Reproduce all entries word for word.

:::::

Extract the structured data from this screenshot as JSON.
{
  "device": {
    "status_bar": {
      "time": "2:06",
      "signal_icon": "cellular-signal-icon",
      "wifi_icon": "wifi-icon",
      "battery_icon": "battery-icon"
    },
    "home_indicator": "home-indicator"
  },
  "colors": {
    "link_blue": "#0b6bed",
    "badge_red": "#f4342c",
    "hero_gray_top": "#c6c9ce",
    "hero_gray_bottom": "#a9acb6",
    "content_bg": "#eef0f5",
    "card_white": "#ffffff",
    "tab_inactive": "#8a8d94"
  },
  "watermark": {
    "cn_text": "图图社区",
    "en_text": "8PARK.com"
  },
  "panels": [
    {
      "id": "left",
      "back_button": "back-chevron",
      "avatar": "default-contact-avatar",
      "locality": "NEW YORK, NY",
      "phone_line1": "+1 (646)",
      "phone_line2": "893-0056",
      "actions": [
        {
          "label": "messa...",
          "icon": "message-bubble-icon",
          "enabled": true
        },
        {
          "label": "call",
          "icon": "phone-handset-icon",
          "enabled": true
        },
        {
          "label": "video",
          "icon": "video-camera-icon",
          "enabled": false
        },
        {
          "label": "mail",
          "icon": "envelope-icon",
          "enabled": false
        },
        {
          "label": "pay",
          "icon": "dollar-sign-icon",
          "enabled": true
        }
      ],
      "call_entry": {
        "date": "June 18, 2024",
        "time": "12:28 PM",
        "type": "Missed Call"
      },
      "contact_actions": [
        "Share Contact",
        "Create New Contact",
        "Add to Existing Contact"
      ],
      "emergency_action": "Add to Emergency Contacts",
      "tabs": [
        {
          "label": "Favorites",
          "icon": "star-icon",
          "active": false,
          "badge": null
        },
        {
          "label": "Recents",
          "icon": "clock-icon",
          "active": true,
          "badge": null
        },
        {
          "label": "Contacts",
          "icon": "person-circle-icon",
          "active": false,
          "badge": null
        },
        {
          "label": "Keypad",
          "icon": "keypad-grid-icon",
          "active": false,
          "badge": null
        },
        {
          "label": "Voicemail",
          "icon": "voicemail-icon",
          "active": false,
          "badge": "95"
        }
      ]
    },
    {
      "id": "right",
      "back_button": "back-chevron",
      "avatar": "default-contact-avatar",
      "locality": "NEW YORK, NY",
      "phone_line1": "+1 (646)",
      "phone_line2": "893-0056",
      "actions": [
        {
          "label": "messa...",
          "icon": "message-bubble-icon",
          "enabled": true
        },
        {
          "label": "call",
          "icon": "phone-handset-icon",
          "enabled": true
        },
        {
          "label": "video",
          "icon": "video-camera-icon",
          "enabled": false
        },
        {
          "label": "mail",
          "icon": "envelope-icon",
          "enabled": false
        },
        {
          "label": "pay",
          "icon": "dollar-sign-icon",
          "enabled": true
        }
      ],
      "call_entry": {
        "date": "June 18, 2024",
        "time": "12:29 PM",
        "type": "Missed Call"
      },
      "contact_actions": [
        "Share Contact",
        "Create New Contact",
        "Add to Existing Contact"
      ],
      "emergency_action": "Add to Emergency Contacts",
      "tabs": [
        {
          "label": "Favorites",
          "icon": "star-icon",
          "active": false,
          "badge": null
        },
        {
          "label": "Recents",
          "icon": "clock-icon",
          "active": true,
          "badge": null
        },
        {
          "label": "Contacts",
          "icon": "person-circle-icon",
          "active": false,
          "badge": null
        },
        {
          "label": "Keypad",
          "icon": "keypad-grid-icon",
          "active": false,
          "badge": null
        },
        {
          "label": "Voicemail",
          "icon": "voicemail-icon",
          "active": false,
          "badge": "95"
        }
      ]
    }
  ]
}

:::::

**SOLUTION FOR THIS TASK**:
Extract the structured data from this screenshot as JSON.
{
  "device": {
    "status_bar": {
      "time": "2:06",
      "signal_icon": "cellular-signal-icon",
      "wifi_icon": "wifi-icon",
      "battery_icon": "battery-icon"
    },
    "home_indicator": "home-indicator"
  },
  "colors": {
    "link_blue": "#0b6bed",
    "badge_red": "#f4342c",
    "hero_gray_top": "#c6c9ce",
    "hero_gray_bottom": "#a9acb6",
    "content_bg": "#eef0f5",
    "card_white": "#ffffff",
    "tab_inactive": "#8a8d94"
  },
  "watermark": {
    "cn_text": "图图社区",
    "en_text": "8PARK.com"
  },
  "panels": [
    {
      "id": "left",
      "back_button": "back-chevron",
      "avatar": "default-contact-avatar",
      "locality": "NEW YORK, NY",
      "phone_line1": "+1 (646)",
      "phone_line2": "893-0056",
      "actions": [
        {
          "label": "messa...",
          "icon": "message-bubble-icon",
          "enabled": true
        },
        {
          "label": "call",
          "icon": "phone-handset-icon",
          "enabled": true
        },
        {
          "label": "video",
          "icon": "video-camera-icon",
          "enabled": false
        },
        {
          "label": "mail",
          "icon": "envelope-icon",
          "enabled": false
        },
        {
          "label": "pay",
          "icon": "dollar-sign-icon",
          "enabled": true
        }
      ],
      "call_entry": {
        "date": "June 18, 2024",
        "time": "12:28 PM",
        "type": "Missed Call"
      },
      "contact_actions": [
        "Share Contact",
        "Create New Contact",
        "Add to Existing Contact"
      ],
      "emergency_action": "Add to Emergency Contacts",
      "tabs": [
        {
          "label": "Favorites",
          "icon": "star-icon",
          "active": false,
          "badge": null
        },
        {
          "label": "Recents",
          "icon": "clock-icon",
          "active": true,
          "badge": null
        },
        {
          "label": "Contacts",
          "icon": "person-circle-icon",
          "active": false,
          "badge": null
        },
        {
          "label": "Keypad",
          "icon": "keypad-grid-icon",
          "active": false,
          "badge": null
        },
        {
          "label": "Voicemail",
          "icon": "voicemail-icon",
          "active": false,
          "badge": "95"
        }
      ]
    },
    {
      "id": "right",
      "back_button": "back-chevron",
      "avatar": "default-contact-avatar",
      "locality": "NEW YORK, NY",
      "phone_line1": "+1 (646)",
      "phone_line2": "893-0056",
      "actions": [
        {
          "label": "messa...",
          "icon": "message-bubble-icon",
          "enabled": true
        },
        {
          "label": "call",
          "icon": "phone-handset-icon",
          "enabled": true
        },
        {
          "label": "video",
          "icon": "video-camera-icon",
          "enabled": false
        },
        {
          "label": "mail",
          "icon": "envelope-icon",
          "enabled": false
        },
        {
          "label": "pay",
          "icon": "dollar-sign-icon",
          "enabled": true
        }
      ],
      "call_entry": {
        "date": "June 18, 2024",
        "time": "12:29 PM",
        "type": "Missed Call"
      },
      "contact_actions": [
        "Share Contact",
        "Create New Contact",
        "Add to Existing Contact"
      ],
      "emergency_action": "Add to Emergency Contacts",
      "tabs": [
        {
          "label": "Favorites",
          "icon": "star-icon",
          "active": false,
          "badge": null
        },
        {
          "label": "Recents",
          "icon": "clock-icon",
          "active": true,
          "badge": null
        },
        {
          "label": "Contacts",
          "icon": "person-circle-icon",
          "active": false,
          "badge": null
        },
        {
          "label": "Keypad",
          "icon": "keypad-grid-icon",
          "active": false,
          "badge": null
        },
        {
          "label": "Voicemail",
          "icon": "voicemail-icon",
          "active": false,
          "badge": "95"
        }
      ]
    }
  ]
}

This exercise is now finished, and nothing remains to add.